Problem statement
Repeat the records exactly. Every line must match.

┌──

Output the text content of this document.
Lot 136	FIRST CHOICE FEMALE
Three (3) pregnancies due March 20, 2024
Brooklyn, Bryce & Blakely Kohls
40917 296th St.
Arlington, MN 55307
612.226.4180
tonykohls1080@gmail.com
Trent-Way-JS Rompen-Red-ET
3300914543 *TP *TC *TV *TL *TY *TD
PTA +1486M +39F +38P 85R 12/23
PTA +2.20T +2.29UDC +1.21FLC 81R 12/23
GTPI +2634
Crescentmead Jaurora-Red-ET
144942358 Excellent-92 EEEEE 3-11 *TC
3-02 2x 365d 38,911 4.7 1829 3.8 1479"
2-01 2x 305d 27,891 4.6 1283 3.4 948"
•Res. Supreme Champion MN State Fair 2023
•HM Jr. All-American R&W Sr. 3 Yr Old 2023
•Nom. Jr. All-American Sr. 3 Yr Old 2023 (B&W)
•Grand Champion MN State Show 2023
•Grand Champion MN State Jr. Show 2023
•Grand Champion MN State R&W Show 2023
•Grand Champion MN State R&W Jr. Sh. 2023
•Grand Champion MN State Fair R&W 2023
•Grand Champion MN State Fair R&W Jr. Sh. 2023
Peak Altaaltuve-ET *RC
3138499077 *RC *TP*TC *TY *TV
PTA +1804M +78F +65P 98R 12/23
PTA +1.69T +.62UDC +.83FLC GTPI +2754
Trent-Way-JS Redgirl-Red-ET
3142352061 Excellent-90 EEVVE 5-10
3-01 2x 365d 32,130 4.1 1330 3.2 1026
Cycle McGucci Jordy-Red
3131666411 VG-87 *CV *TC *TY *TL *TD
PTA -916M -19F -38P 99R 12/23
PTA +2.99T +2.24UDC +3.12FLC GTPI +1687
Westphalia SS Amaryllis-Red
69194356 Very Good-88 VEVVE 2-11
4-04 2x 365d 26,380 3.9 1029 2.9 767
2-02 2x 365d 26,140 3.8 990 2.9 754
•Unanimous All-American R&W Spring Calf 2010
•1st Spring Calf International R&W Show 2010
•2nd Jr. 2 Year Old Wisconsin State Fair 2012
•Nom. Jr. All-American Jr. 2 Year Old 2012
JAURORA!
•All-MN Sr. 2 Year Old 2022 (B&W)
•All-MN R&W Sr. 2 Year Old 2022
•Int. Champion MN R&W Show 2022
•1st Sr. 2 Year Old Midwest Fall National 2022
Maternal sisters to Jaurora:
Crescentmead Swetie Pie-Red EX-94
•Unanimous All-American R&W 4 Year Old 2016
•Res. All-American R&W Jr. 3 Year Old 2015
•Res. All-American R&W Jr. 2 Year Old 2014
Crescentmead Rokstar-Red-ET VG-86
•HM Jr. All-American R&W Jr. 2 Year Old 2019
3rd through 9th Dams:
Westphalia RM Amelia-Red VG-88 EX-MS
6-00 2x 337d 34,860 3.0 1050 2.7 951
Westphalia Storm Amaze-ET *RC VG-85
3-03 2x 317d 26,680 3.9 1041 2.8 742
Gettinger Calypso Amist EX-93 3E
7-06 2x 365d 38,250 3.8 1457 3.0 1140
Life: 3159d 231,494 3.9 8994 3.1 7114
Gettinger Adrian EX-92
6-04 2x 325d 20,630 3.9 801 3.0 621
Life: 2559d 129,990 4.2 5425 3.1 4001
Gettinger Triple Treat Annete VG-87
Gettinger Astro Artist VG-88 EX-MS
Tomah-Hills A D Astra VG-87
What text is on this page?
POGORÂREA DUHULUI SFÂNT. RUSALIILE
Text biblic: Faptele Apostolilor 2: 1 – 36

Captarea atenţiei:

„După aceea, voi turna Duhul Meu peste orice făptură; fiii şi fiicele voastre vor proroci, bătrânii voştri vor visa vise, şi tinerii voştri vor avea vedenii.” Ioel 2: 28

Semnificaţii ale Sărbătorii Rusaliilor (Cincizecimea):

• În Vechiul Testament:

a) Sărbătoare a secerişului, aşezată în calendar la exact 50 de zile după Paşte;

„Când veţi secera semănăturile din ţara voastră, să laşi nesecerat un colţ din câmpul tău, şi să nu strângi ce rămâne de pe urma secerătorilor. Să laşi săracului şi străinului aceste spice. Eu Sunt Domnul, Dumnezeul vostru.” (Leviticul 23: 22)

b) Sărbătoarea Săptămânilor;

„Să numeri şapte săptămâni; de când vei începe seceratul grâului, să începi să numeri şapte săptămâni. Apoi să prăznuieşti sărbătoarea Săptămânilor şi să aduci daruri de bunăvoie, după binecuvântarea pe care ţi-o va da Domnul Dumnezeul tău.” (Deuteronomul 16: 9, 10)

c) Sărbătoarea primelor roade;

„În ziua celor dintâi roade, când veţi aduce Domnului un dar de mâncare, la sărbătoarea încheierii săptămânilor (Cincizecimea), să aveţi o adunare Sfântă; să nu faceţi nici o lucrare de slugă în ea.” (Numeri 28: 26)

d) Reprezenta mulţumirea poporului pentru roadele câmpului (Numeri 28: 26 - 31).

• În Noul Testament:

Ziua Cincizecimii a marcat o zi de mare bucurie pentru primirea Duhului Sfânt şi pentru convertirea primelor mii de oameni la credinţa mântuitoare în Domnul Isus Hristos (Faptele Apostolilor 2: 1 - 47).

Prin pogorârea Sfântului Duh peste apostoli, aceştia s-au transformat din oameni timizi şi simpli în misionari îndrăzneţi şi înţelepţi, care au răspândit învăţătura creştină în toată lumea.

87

└──

Output for this task
Output the text content of this document.
Lot 136	FIRST CHOICE FEMALE
Three (3) pregnancies due March 20, 2024
Brooklyn, Bryce & Blakely Kohls
40917 296th St.
Arlington, MN 55307
612.226.4180
tonykohls1080@gmail.com
Trent-Way-JS Rompen-Red-ET
3300914543 *TP *TC *TV *TL *TY *TD
PTA +1486M +39F +38P 85R 12/23
PTA +2.20T +2.29UDC +1.21FLC 81R 12/23
GTPI +2634
Crescentmead Jaurora-Red-ET
144942358 Excellent-92 EEEEE 3-11 *TC
3-02 2x 365d 38,911 4.7 1829 3.8 1479"
2-01 2x 305d 27,891 4.6 1283 3.4 948"
•Res. Supreme Champion MN State Fair 2023
•HM Jr. All-American R&W Sr. 3 Yr Old 2023
•Nom. Jr. All-American Sr. 3 Yr Old 2023 (B&W)
•Grand Champion MN State Show 2023
•Grand Champion MN State Jr. Show 2023
•Grand Champion MN State R&W Show 2023
•Grand Champion MN State R&W Jr. Sh. 2023
•Grand Champion MN State Fair R&W 2023
•Grand Champion MN State Fair R&W Jr. Sh. 2023
Peak Altaaltuve-ET *RC
3138499077 *RC *TP*TC *TY *TV
PTA +1804M +78F +65P 98R 12/23
PTA +1.69T +.62UDC +.83FLC GTPI +2754
Trent-Way-JS Redgirl-Red-ET
3142352061 Excellent-90 EEVVE 5-10
3-01 2x 365d 32,130 4.1 1330 3.2 1026
Cycle McGucci Jordy-Red
3131666411 VG-87 *CV *TC *TY *TL *TD
PTA -916M -19F -38P 99R 12/23
PTA +2.99T +2.24UDC +3.12FLC GTPI +1687
Westphalia SS Amaryllis-Red
69194356 Very Good-88 VEVVE 2-11
4-04 2x 365d 26,380 3.9 1029 2.9 767
2-02 2x 365d 26,140 3.8 990 2.9 754
•Unanimous All-American R&W Spring Calf 2010
•1st Spring Calf International R&W Show 2010
•2nd Jr. 2 Year Old Wisconsin State Fair 2012
•Nom. Jr. All-American Jr. 2 Year Old 2012
JAURORA!
•All-MN Sr. 2 Year Old 2022 (B&W)
•All-MN R&W Sr. 2 Year Old 2022
•Int. Champion MN R&W Show 2022
•1st Sr. 2 Year Old Midwest Fall National 2022
Maternal sisters to Jaurora:
Crescentmead Swetie Pie-Red EX-94
•Unanimous All-American R&W 4 Year Old 2016
•Res. All-American R&W Jr. 3 Year Old 2015
•Res. All-American R&W Jr. 2 Year Old 2014
Crescentmead Rokstar-Red-ET VG-86
•HM Jr. All-American R&W Jr. 2 Year Old 2019
3rd through 9th Dams:
Westphalia RM Amelia-Red VG-88 EX-MS
6-00 2x 337d 34,860 3.0 1050 2.7 951
Westphalia Storm Amaze-ET *RC VG-85
3-03 2x 317d 26,680 3.9 1041 2.8 742
Gettinger Calypso Amist EX-93 3E
7-06 2x 365d 38,250 3.8 1457 3.0 1140
Life: 3159d 231,494 3.9 8994 3.1 7114
Gettinger Adrian EX-92
6-04 2x 325d 20,630 3.9 801 3.0 621
Life: 2559d 129,990 4.2 5425 3.1 4001
Gettinger Triple Treat Annete VG-87
Gettinger Astro Artist VG-88 EX-MS
Tomah-Hills A D Astra VG-87
What text is on this page?
POGORÂREA DUHULUI SFÂNT. RUSALIILE
Text biblic: Faptele Apostolilor 2: 1 – 36

Captarea atenţiei:

„După aceea, voi turna Duhul Meu peste orice făptură; fiii şi fiicele voastre vor proroci, bătrânii voştri vor visa vise, şi tinerii voştri vor avea vedenii.” Ioel 2: 28

Semnificaţii ale Sărbătorii Rusaliilor (Cincizecimea):

• În Vechiul Testament:

a) Sărbătoare a secerişului, aşezată în calendar la exact 50 de zile după Paşte;

„Când veţi secera semănăturile din ţara voastră, să laşi nesecerat un colţ din câmpul tău, şi să nu strângi ce rămâne de pe urma secerătorilor. Să laşi săracului şi străinului aceste spice. Eu Sunt Domnul, Dumnezeul vostru.” (Leviticul 23: 22)

b) Sărbătoarea Săptămânilor;

„Să numeri şapte săptămâni; de când vei începe seceratul grâului, să începi să numeri şapte săptămâni. Apoi să prăznuieşti sărbătoarea Săptămânilor şi să aduci daruri de bunăvoie, după binecuvântarea pe care ţi-o va da Domnul Dumnezeul tău.” (Deuteronomul 16: 9, 10)

c) Sărbătoarea primelor roade;

„În ziua celor dintâi roade, când veţi aduce Domnului un dar de mâncare, la sărbătoarea încheierii săptămânilor (Cincizecimea), să aveţi o adunare Sfântă; să nu faceţi nici o lucrare de slugă în ea.” (Numeri 28: 26)

d) Reprezenta mulţumirea poporului pentru roadele câmpului (Numeri 28: 26 - 31).

• În Noul Testament:

Ziua Cincizecimii a marcat o zi de mare bucurie pentru primirea Duhului Sfânt şi pentru convertirea primelor mii de oameni la credinţa mântuitoare în Domnul Isus Hristos (Faptele Apostolilor 2: 1 - 47).

Prin pogorârea Sfântului Duh peste apostoli, aceştia s-au transformat din oameni timizi şi simpli în misionari îndrăzneţi şi înţelepţi, care au răspândit învăţătura creştină în toată lumea.

87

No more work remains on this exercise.